◆ Task objective
Copy out each line that mentions the word "ensemble".

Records
----------------------------------------

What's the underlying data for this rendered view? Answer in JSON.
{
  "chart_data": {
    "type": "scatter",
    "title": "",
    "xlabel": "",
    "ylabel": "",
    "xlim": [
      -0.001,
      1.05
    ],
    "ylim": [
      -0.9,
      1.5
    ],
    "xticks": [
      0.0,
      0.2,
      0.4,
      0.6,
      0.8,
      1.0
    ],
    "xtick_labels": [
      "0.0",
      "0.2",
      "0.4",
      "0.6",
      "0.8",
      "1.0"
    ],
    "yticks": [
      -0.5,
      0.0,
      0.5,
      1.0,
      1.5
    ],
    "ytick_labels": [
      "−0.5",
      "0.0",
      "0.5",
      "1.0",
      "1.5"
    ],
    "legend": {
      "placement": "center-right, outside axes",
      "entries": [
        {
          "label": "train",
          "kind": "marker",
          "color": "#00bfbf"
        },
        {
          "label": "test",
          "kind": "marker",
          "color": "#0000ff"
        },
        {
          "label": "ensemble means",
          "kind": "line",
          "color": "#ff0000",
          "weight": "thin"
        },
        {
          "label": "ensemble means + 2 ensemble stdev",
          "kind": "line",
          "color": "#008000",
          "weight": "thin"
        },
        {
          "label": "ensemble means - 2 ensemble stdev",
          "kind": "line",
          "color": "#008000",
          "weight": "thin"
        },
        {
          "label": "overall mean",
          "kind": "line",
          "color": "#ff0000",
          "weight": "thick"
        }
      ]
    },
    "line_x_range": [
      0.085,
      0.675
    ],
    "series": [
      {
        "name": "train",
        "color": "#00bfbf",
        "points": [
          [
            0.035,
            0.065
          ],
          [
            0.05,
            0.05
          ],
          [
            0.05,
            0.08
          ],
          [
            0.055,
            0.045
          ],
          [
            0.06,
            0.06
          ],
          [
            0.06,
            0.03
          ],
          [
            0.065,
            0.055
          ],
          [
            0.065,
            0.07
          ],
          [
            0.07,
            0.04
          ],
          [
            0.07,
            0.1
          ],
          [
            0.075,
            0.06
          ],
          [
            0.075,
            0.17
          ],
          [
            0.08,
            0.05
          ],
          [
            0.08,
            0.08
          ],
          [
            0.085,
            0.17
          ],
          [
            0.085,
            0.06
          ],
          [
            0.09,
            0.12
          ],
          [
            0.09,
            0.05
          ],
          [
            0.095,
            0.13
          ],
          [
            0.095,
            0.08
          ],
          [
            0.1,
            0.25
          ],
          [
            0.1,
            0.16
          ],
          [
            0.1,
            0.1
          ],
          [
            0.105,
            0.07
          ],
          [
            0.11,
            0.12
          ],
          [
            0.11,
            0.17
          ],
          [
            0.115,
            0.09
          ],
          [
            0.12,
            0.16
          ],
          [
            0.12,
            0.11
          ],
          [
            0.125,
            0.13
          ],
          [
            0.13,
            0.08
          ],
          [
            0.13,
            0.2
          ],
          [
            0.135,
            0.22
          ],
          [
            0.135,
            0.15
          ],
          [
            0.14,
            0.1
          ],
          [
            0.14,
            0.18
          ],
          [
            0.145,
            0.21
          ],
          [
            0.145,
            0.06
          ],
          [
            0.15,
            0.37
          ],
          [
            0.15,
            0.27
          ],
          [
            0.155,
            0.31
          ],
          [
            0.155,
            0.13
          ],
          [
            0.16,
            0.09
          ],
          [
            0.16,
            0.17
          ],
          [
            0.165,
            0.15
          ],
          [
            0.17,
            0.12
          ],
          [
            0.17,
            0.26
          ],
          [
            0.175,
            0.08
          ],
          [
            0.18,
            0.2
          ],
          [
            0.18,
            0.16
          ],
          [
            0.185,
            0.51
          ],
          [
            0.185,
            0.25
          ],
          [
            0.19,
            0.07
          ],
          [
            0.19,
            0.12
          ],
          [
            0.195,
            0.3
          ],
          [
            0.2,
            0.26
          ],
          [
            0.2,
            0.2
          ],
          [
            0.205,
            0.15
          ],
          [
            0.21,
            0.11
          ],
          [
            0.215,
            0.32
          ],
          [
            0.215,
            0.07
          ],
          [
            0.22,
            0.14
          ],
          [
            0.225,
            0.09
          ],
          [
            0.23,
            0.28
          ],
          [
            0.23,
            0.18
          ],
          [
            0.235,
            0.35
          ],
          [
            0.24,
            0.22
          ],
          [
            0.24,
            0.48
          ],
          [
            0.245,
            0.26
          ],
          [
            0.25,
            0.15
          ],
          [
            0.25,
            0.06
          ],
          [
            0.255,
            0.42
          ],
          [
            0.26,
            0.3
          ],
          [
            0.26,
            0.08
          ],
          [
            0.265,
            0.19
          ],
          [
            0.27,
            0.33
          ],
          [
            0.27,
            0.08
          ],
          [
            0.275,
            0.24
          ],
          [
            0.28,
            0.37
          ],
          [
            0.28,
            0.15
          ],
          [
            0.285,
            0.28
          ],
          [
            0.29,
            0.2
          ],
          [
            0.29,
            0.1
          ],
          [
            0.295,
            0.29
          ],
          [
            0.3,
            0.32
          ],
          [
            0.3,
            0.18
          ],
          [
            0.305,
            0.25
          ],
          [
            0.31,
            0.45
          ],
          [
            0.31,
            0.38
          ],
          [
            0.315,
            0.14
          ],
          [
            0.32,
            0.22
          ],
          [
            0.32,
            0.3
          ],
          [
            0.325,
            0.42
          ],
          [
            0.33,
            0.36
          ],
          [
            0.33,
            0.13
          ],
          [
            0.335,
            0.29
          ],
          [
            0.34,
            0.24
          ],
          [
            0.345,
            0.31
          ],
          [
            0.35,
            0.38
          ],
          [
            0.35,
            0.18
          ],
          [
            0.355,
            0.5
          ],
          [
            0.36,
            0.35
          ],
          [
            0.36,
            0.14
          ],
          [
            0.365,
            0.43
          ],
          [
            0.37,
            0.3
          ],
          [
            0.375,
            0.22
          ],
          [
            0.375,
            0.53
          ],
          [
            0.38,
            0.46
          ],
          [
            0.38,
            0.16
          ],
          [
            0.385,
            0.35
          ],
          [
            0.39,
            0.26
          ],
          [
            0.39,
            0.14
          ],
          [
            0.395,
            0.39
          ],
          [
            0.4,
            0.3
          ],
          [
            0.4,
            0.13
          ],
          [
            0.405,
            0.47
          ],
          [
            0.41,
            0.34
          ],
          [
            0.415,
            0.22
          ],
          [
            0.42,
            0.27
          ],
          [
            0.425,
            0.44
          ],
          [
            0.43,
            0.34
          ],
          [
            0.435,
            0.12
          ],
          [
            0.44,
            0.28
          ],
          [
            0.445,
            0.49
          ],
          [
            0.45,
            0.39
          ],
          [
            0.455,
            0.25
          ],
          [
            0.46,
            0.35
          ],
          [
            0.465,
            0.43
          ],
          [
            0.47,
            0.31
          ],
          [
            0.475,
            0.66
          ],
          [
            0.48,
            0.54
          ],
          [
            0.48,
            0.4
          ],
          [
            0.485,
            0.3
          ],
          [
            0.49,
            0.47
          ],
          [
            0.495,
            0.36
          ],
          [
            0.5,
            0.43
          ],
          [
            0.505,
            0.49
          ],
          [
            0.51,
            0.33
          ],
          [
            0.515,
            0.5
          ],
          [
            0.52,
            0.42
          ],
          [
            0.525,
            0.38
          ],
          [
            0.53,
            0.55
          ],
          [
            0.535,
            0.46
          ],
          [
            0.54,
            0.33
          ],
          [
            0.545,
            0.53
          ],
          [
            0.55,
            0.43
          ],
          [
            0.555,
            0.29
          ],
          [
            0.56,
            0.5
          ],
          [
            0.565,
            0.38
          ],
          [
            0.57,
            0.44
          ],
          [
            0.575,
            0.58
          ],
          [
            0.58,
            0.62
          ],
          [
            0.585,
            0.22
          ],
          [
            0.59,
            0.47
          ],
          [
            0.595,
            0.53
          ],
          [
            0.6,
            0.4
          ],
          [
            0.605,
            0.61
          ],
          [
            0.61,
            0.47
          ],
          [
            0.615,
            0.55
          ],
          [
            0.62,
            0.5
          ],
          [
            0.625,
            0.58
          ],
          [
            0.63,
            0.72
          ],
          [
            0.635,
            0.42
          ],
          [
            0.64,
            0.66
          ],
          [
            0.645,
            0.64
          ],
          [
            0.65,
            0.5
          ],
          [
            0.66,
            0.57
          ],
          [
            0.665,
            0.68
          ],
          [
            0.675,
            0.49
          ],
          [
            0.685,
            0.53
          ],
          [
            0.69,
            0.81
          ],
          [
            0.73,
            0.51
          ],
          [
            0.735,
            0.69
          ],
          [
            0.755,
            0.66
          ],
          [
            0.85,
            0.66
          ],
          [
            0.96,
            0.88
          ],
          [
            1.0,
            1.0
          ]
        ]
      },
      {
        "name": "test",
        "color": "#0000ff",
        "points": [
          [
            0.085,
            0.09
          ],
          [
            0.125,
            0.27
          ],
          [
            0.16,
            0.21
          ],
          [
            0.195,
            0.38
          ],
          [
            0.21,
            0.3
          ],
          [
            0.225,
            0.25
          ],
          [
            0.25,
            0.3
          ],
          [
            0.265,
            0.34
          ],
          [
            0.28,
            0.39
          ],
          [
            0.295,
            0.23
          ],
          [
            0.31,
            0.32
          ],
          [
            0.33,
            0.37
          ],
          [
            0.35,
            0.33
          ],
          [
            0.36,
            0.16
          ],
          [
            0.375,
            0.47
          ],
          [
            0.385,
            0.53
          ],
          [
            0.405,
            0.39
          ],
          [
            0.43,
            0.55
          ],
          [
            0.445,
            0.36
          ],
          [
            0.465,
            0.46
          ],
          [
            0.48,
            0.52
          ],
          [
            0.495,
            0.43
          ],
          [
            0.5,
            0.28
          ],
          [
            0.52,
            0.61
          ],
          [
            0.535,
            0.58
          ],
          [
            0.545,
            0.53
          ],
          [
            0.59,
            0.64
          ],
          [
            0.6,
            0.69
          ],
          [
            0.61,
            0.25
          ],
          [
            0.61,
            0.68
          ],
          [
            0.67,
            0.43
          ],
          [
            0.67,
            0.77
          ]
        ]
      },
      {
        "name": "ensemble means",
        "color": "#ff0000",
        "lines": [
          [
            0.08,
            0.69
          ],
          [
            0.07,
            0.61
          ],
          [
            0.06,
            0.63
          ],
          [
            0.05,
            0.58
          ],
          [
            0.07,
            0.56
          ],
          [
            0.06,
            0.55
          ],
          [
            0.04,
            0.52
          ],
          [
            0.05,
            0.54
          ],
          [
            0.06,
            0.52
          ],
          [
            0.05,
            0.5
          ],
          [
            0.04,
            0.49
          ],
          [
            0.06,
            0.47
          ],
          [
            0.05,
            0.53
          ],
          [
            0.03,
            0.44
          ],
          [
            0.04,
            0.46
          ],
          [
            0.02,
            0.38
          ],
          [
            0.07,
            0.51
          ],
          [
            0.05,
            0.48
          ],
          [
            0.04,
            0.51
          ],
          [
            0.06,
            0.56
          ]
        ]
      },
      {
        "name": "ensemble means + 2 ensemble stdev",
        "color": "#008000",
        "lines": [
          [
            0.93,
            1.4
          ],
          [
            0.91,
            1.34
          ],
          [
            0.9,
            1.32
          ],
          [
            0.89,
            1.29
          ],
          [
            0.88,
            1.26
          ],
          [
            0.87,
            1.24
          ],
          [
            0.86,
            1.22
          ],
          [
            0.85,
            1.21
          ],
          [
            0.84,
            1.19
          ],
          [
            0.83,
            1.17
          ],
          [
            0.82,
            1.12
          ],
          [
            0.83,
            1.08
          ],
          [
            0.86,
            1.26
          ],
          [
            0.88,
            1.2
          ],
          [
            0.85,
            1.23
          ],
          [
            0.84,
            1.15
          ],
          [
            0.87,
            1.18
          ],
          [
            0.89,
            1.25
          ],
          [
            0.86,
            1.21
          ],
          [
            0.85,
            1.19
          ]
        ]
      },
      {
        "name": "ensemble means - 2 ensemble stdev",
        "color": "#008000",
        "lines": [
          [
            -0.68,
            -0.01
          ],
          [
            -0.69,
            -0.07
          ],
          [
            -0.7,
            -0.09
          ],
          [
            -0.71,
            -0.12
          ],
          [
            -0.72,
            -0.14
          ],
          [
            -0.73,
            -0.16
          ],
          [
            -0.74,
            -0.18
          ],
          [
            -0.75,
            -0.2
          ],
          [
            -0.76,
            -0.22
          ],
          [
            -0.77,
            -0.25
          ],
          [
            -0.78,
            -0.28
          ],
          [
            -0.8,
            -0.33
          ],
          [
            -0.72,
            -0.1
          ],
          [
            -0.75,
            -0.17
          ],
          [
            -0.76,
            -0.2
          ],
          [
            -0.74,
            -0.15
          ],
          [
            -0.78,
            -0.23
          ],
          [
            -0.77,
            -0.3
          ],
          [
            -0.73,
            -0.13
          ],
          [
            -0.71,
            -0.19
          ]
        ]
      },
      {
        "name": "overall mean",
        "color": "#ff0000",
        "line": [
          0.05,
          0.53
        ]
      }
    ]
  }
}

----------------------------------------

◆ Result
          "label": "ensemble means",
          "label": "ensemble means + 2 ensemble stdev",
          "label": "ensemble means - 2 ensemble stdev",
        "name": "ensemble means",
        "name": "ensemble means + 2 ensemble stdev",
        "name": "ensemble means - 2 ensemble stdev",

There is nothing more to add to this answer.